Locate every line in the records below that holds the word "neck" and return each one.

**Record set**
____________

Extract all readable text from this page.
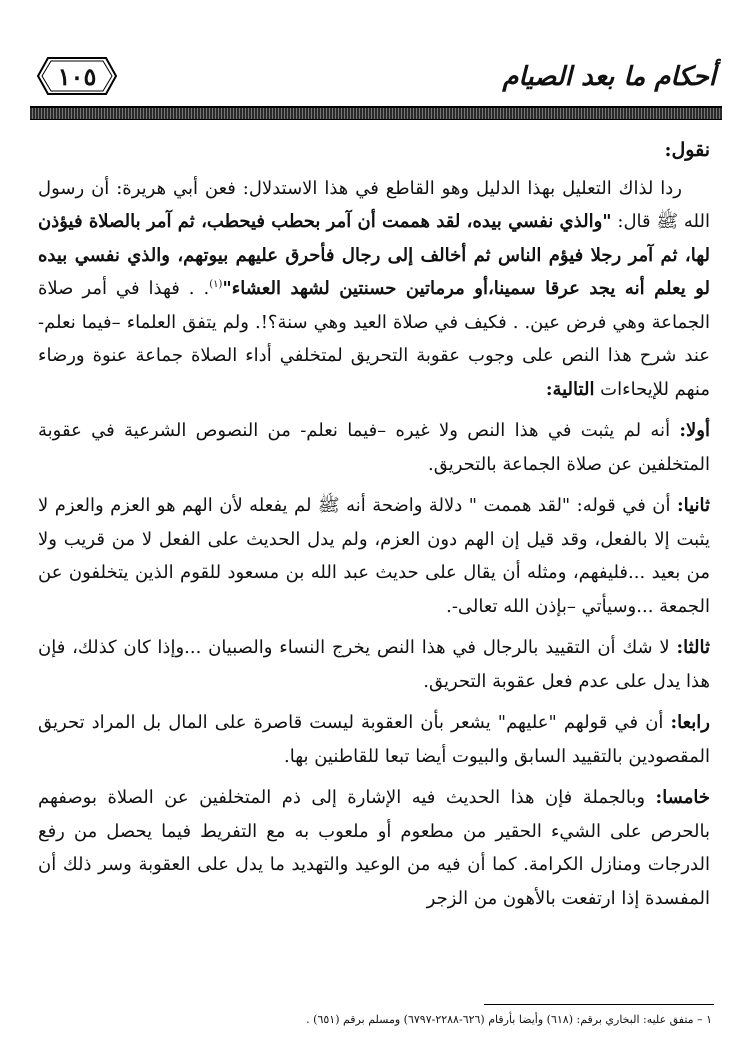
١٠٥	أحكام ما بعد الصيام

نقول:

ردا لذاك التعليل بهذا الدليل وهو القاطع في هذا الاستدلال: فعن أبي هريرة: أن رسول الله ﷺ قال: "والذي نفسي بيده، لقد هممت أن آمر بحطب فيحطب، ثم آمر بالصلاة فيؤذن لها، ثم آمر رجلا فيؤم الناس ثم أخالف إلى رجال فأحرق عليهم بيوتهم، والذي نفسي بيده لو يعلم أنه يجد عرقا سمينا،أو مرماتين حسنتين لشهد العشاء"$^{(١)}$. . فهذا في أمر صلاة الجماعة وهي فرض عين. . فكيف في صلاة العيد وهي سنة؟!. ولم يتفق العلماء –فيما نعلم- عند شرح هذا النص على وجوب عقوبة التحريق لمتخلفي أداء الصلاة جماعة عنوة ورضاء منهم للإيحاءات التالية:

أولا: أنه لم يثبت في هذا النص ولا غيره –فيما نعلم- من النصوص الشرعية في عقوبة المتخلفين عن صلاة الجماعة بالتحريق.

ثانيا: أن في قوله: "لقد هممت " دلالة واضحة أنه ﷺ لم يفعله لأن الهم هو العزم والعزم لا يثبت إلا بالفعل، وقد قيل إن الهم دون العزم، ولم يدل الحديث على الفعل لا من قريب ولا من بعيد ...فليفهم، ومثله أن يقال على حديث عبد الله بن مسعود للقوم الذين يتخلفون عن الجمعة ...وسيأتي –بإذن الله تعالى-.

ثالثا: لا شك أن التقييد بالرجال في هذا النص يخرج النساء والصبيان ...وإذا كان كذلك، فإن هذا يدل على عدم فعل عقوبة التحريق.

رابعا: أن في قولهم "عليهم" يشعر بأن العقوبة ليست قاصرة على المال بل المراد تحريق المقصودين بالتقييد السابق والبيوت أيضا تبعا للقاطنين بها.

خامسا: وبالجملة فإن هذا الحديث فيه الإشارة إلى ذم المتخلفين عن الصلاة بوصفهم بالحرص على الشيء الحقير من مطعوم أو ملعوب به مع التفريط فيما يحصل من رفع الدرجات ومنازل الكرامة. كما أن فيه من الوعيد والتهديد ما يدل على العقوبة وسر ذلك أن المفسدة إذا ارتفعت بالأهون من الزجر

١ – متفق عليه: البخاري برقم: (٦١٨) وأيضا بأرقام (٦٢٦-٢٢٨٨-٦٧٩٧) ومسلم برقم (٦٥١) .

____________

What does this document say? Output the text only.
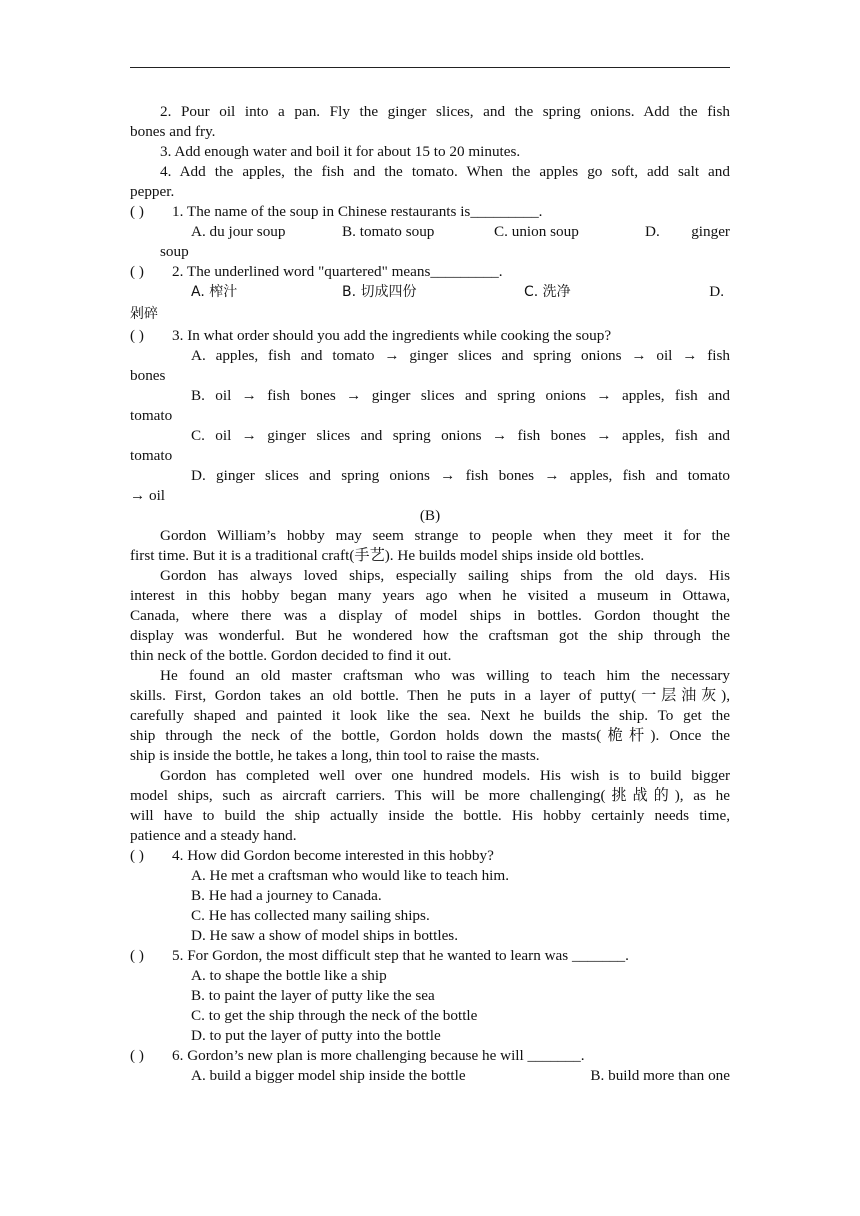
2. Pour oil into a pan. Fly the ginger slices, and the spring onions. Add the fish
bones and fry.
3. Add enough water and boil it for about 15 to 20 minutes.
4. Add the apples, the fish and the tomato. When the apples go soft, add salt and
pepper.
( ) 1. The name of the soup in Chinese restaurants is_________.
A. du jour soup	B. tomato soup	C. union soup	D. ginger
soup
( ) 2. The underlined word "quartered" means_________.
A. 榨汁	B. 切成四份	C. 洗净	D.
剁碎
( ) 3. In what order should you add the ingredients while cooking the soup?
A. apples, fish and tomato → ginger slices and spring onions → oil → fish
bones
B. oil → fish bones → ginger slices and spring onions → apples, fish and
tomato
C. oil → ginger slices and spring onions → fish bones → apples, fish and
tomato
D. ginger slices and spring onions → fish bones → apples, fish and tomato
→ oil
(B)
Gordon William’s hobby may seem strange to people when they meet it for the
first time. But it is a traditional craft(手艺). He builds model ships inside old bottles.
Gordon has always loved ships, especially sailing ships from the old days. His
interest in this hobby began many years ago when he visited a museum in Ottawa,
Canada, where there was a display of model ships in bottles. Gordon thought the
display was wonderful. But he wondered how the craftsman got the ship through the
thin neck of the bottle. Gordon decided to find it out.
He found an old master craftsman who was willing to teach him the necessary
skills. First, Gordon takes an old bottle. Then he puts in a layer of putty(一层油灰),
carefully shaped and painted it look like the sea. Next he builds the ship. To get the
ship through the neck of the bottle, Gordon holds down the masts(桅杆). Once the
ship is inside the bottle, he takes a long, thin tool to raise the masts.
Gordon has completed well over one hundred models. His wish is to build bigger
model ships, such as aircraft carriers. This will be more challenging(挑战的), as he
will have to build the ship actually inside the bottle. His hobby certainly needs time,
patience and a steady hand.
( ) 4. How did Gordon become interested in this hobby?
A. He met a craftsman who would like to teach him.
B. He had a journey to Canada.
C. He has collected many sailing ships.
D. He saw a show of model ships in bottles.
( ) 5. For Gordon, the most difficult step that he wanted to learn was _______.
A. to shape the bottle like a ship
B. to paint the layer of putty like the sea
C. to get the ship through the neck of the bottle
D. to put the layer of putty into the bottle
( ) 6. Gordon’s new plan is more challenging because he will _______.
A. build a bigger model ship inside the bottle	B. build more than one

____________

**Complete answer**
thin neck of the bottle. Gordon decided to find it out.
ship through the neck of the bottle, Gordon holds down the masts(桅杆). Once the
C. to get the ship through the neck of the bottle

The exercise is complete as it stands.